(Document page records)
--*--

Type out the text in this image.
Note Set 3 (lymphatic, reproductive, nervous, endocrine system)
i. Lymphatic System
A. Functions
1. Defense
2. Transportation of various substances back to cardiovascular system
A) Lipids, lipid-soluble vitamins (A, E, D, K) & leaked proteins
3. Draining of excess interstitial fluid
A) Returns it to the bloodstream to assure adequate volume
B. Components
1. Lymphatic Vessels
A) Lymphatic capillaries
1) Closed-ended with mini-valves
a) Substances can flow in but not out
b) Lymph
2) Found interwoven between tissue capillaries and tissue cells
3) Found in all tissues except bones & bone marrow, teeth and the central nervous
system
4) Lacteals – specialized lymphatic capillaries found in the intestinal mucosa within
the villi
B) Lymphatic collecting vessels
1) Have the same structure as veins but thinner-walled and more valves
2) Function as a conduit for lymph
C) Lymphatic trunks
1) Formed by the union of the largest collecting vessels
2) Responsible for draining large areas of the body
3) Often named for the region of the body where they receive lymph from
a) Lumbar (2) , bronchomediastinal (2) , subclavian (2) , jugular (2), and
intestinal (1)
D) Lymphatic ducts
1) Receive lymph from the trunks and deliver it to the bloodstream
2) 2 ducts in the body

--*--

## WORK ITEM:
Your answer must be a copy of every line in the data above that holds the string "bloodstream".

## EXERCISE RESPONSE:
A) Returns it to the bloodstream to assure adequate volume
1) Receive lymph from the trunks and deliver it to the bloodstream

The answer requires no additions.